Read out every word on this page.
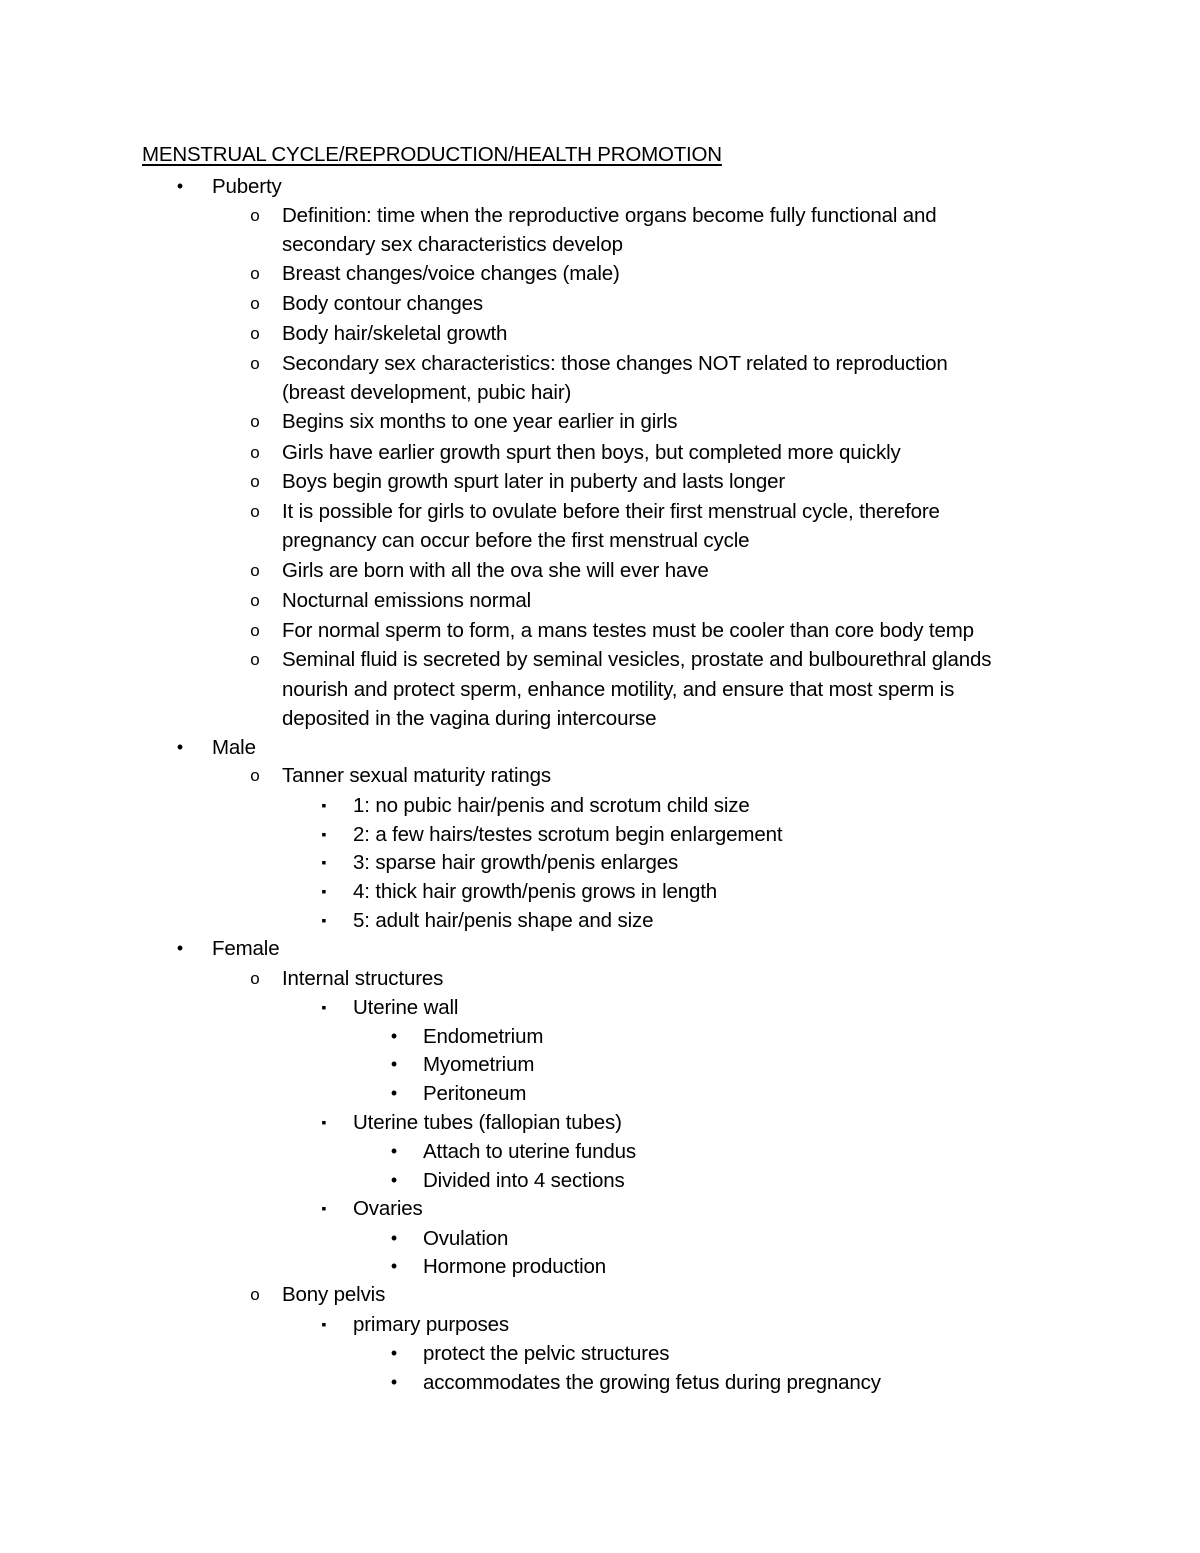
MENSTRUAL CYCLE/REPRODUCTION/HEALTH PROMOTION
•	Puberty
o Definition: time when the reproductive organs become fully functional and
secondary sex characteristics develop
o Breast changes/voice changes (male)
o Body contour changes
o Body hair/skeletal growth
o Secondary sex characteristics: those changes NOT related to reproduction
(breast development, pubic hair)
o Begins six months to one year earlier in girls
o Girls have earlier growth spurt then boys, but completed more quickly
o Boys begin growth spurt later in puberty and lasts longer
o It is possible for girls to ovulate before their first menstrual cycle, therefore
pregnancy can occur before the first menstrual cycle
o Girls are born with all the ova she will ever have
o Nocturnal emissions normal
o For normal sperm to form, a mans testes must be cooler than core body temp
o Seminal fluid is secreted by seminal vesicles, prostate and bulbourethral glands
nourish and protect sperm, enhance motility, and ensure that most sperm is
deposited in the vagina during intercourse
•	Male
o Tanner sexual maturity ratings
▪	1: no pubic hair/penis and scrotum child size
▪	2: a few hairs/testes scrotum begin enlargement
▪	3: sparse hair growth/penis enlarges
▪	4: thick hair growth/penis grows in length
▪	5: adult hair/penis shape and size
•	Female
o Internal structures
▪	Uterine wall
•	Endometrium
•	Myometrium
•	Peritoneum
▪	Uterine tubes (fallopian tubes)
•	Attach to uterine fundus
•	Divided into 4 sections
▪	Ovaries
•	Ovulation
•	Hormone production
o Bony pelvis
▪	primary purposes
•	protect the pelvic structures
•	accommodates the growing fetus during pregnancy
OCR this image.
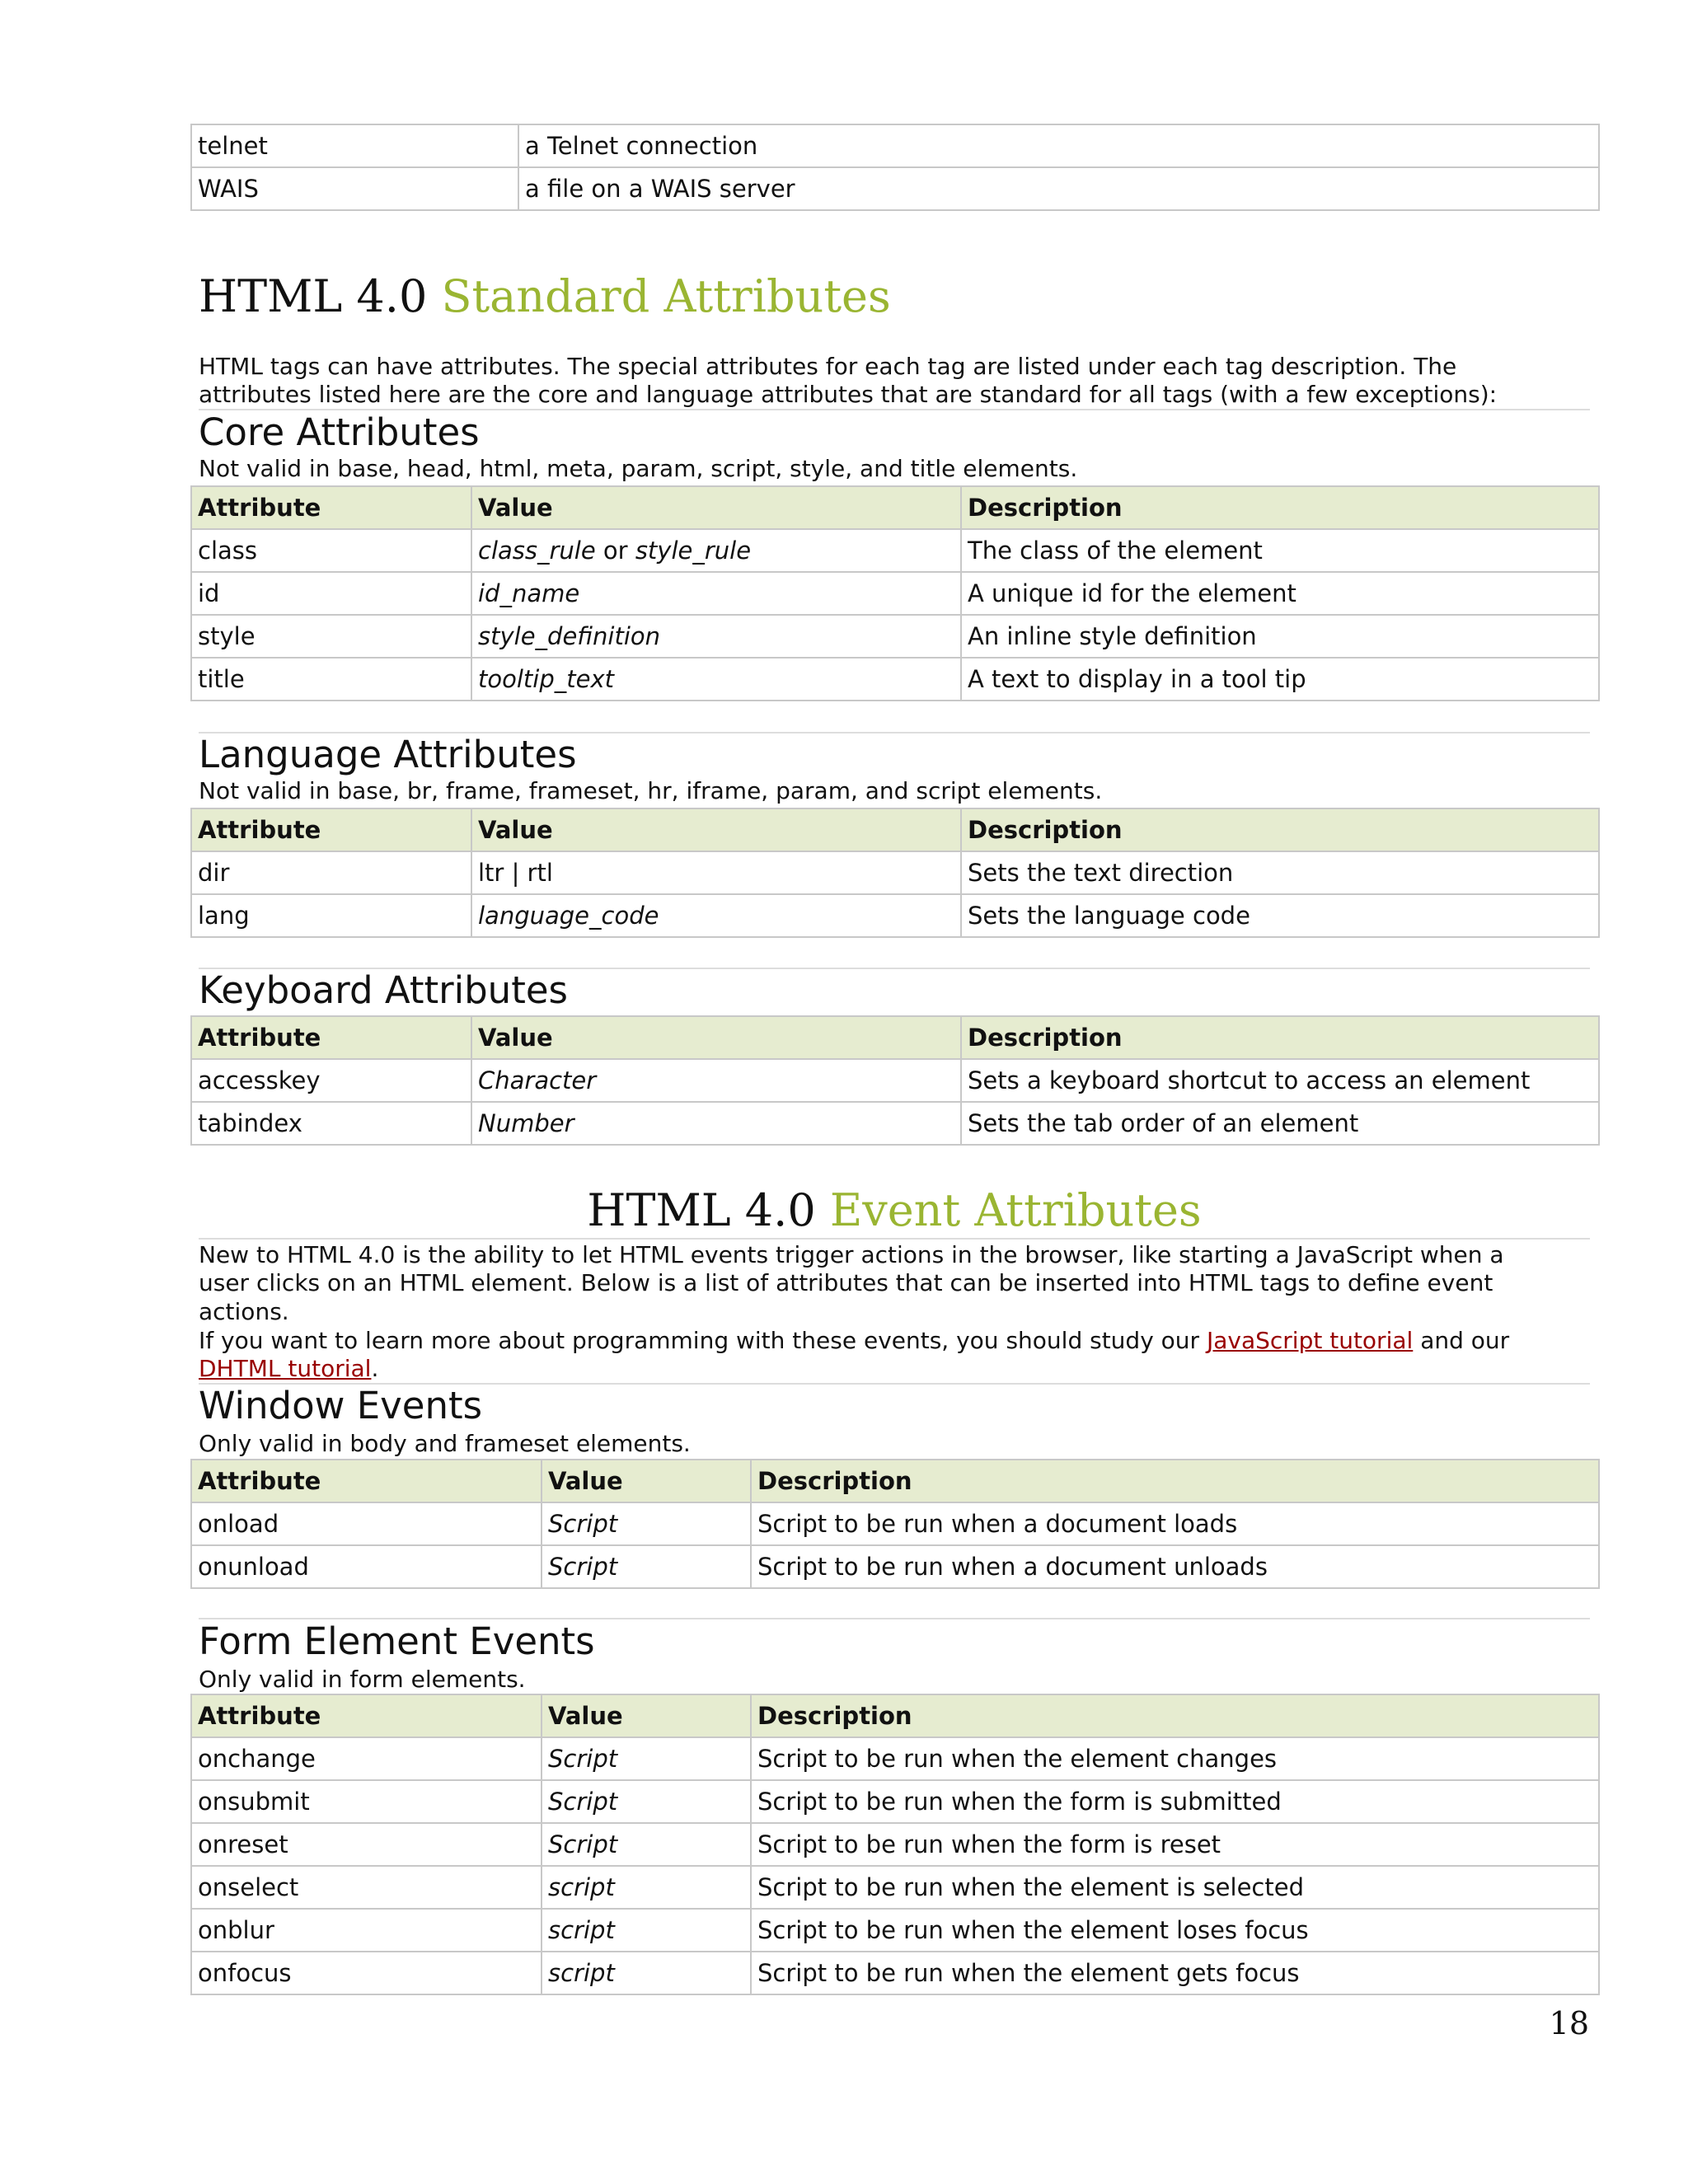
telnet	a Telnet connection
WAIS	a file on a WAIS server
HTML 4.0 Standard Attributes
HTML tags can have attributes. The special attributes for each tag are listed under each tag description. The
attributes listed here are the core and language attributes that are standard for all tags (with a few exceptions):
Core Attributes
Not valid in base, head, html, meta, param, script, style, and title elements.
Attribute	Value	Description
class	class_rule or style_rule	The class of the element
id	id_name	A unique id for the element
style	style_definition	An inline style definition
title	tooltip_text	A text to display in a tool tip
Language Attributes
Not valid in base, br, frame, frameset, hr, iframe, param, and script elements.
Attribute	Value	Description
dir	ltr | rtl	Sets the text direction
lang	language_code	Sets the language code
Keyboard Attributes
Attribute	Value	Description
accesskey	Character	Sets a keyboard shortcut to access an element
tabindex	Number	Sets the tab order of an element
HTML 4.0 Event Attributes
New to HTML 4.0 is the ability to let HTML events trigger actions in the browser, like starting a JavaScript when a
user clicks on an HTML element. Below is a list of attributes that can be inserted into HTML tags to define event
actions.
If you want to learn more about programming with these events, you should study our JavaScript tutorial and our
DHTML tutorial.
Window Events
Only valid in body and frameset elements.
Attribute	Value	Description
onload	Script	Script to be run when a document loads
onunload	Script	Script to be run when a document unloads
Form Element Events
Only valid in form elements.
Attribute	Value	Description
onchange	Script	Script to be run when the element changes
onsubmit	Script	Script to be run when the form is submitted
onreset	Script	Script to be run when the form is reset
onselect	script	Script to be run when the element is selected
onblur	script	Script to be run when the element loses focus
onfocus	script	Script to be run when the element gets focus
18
○ ○ ○ ○ ○ ○ ○
**EXERCISE DIRECTIONS**
Locate the lines above that hold the word "changes". Show every one of them.

**THE COMPLETED TASK**
o Breast changes/voice changes (male)
o Body contour changes
o Secondary sex characteristics: those changes NOT related to reproduction
onchange	Script	Script to be run when the element changes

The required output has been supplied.